● **Short exercise**
Every record must be repeated exactly; omit any pictures they contain.

● **Data for this exercise**
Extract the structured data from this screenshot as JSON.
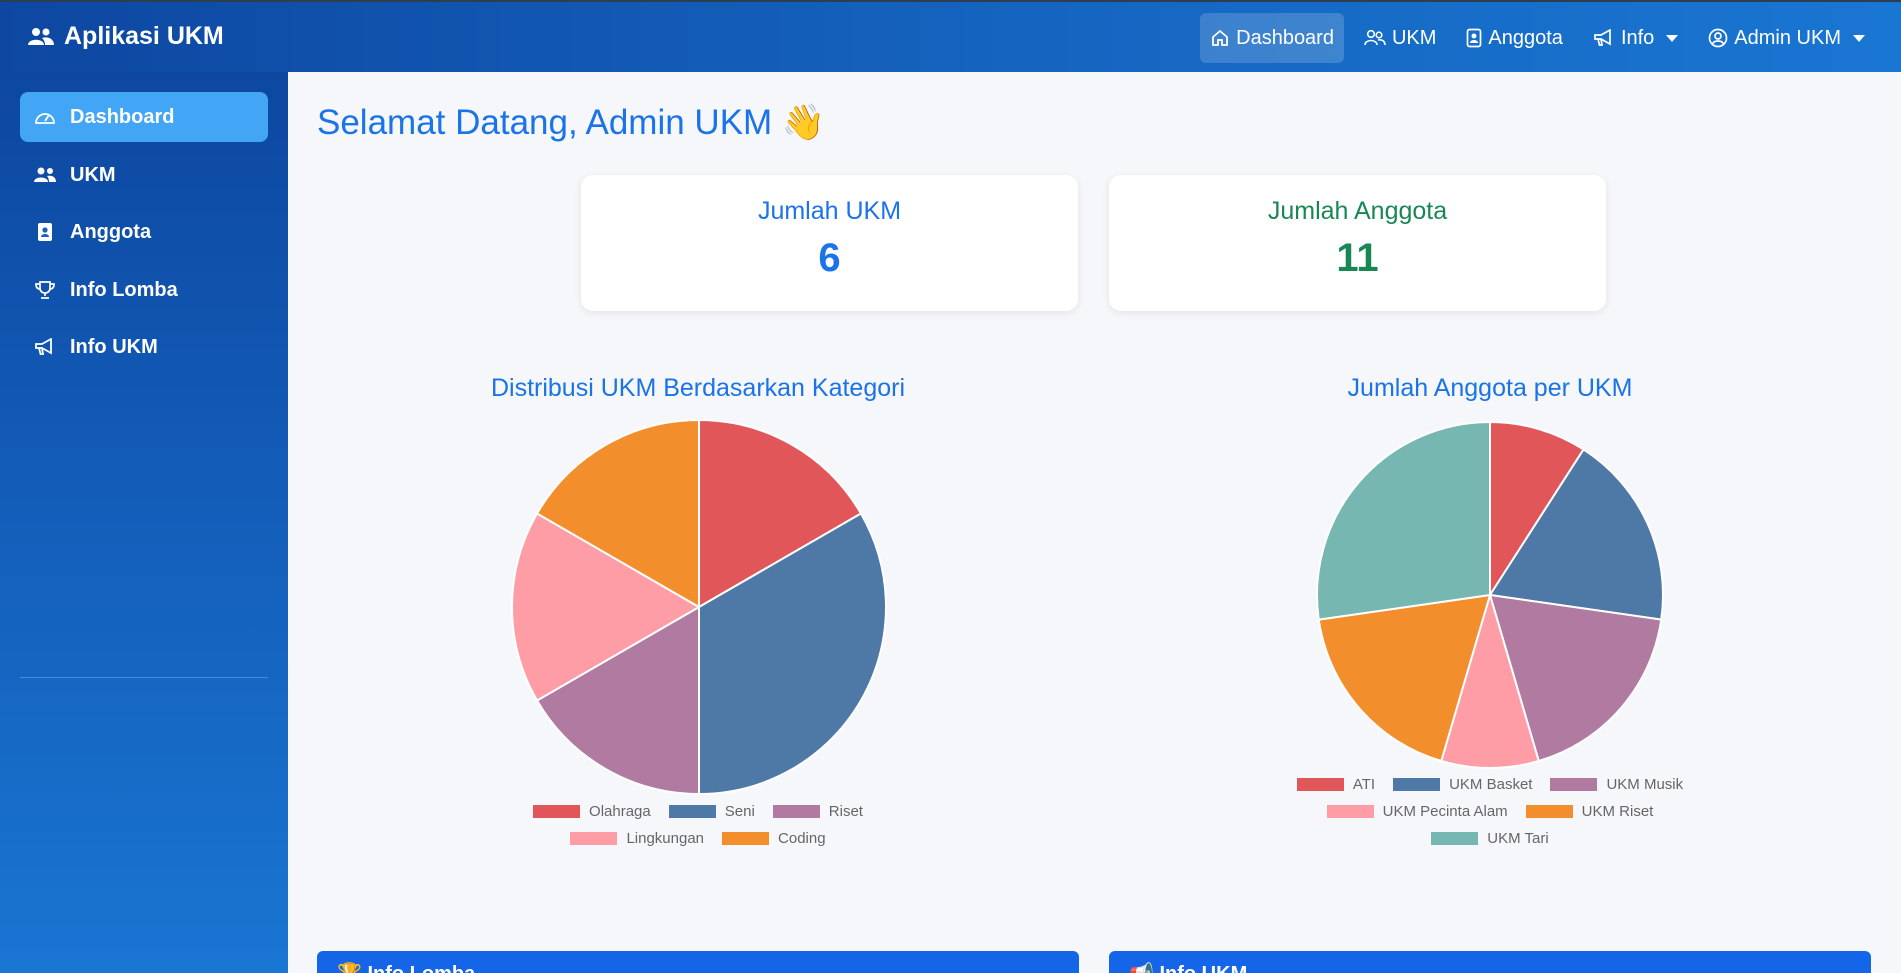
{
  "app": {
    "title": "Aplikasi UKM",
    "icon": "users-icon"
  },
  "topnav": {
    "items": [
      {
        "label": "Dashboard",
        "icon": "home-icon",
        "active": true
      },
      {
        "label": "UKM",
        "icon": "people-icon"
      },
      {
        "label": "Anggota",
        "icon": "id-badge-icon"
      },
      {
        "label": "Info",
        "icon": "megaphone-icon",
        "dropdown": true
      },
      {
        "label": "Admin UKM",
        "icon": "user-circle-icon",
        "dropdown": true
      }
    ]
  },
  "sidebar": {
    "items": [
      {
        "label": "Dashboard",
        "icon": "gauge-icon",
        "active": true
      },
      {
        "label": "UKM",
        "icon": "users-icon"
      },
      {
        "label": "Anggota",
        "icon": "id-badge-icon"
      },
      {
        "label": "Info Lomba",
        "icon": "trophy-icon"
      },
      {
        "label": "Info UKM",
        "icon": "megaphone-icon"
      }
    ]
  },
  "welcome": {
    "text": "Selamat Datang, Admin UKM 👋"
  },
  "stats": [
    {
      "title": "Jumlah UKM",
      "value": "6",
      "color": "#1a73e8"
    },
    {
      "title": "Jumlah Anggota",
      "value": "11",
      "color": "#198754"
    }
  ],
  "chart_data": [
    {
      "type": "pie",
      "title": "Distribusi UKM Berdasarkan Kategori",
      "categories": [
        "Olahraga",
        "Seni",
        "Riset",
        "Lingkungan",
        "Coding"
      ],
      "values": [
        1,
        2,
        1,
        1,
        1
      ],
      "colors": [
        "#e15759",
        "#4e79a7",
        "#b07aa1",
        "#ff9da7",
        "#f28e2b"
      ],
      "legend": "bottom"
    },
    {
      "type": "pie",
      "title": "Jumlah Anggota per UKM",
      "categories": [
        "ATI",
        "UKM Basket",
        "UKM Musik",
        "UKM Pecinta Alam",
        "UKM Riset",
        "UKM Tari"
      ],
      "values": [
        1,
        2,
        2,
        1,
        2,
        3
      ],
      "colors": [
        "#e15759",
        "#4e79a7",
        "#b07aa1",
        "#ff9da7",
        "#f28e2b",
        "#76b7b2"
      ],
      "legend": "bottom"
    }
  ],
  "info_sections": [
    {
      "label": "Info Lomba",
      "icon": "trophy-icon"
    },
    {
      "label": "Info UKM",
      "icon": "megaphone-icon"
    }
  ]
}
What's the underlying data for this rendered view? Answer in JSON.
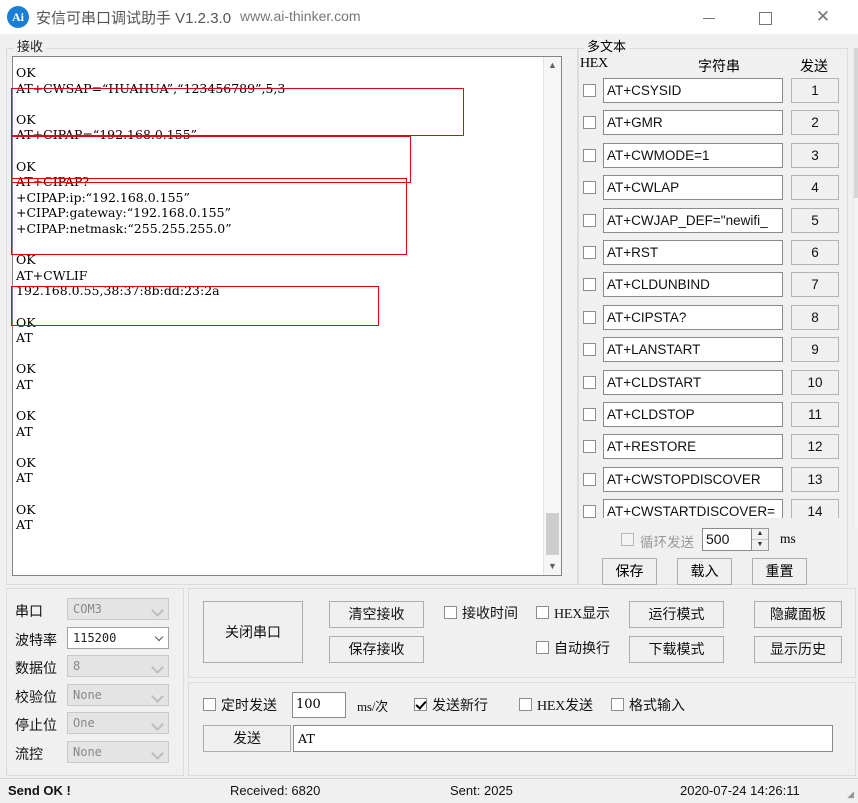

● **Problem solution**
Extract the structured data from this screenshot as JSON.
{
  "app": {
    "title": "Aplikasi UKM",
    "icon": "users-icon"
  },
  "topnav": {
    "items": [
      {
        "label": "Dashboard",
        "icon": "home-icon",
        "active": true
      },
      {
        "label": "UKM",
        "icon": "people-icon"
      },
      {
        "label": "Anggota",
        "icon": "id-badge-icon"
      },
      {
        "label": "Info",
        "icon": "megaphone-icon",
        "dropdown": true
      },
      {
        "label": "Admin UKM",
        "icon": "user-circle-icon",
        "dropdown": true
      }
    ]
  },
  "sidebar": {
    "items": [
      {
        "label": "Dashboard",
        "icon": "gauge-icon",
        "active": true
      },
      {
        "label": "UKM",
        "icon": "users-icon"
      },
      {
        "label": "Anggota",
        "icon": "id-badge-icon"
      },
      {
        "label": "Info Lomba",
        "icon": "trophy-icon"
      },
      {
        "label": "Info UKM",
        "icon": "megaphone-icon"
      }
    ]
  },
  "welcome": {
    "text": "Selamat Datang, Admin UKM 👋"
  },
  "stats": [
    {
      "title": "Jumlah UKM",
      "value": "6",
      "color": "#1a73e8"
    },
    {
      "title": "Jumlah Anggota",
      "value": "11",
      "color": "#198754"
    }
  ],
  "chart_data": [
    {
      "type": "pie",
      "title": "Distribusi UKM Berdasarkan Kategori",
      "categories": [
        "Olahraga",
        "Seni",
        "Riset",
        "Lingkungan",
        "Coding"
      ],
      "values": [
        1,
        2,
        1,
        1,
        1
      ],
      "colors": [
        "#e15759",
        "#4e79a7",
        "#b07aa1",
        "#ff9da7",
        "#f28e2b"
      ],
      "legend": "bottom"
    },
    {
      "type": "pie",
      "title": "Jumlah Anggota per UKM",
      "categories": [
        "ATI",
        "UKM Basket",
        "UKM Musik",
        "UKM Pecinta Alam",
        "UKM Riset",
        "UKM Tari"
      ],
      "values": [
        1,
        2,
        2,
        1,
        2,
        3
      ],
      "colors": [
        "#e15759",
        "#4e79a7",
        "#b07aa1",
        "#ff9da7",
        "#f28e2b",
        "#76b7b2"
      ],
      "legend": "bottom"
    }
  ],
  "info_sections": [
    {
      "label": "Info Lomba",
      "icon": "trophy-icon"
    },
    {
      "label": "Info UKM",
      "icon": "megaphone-icon"
    }
  ]
}
What's the underlying data for this rendered view? Answer in JSON.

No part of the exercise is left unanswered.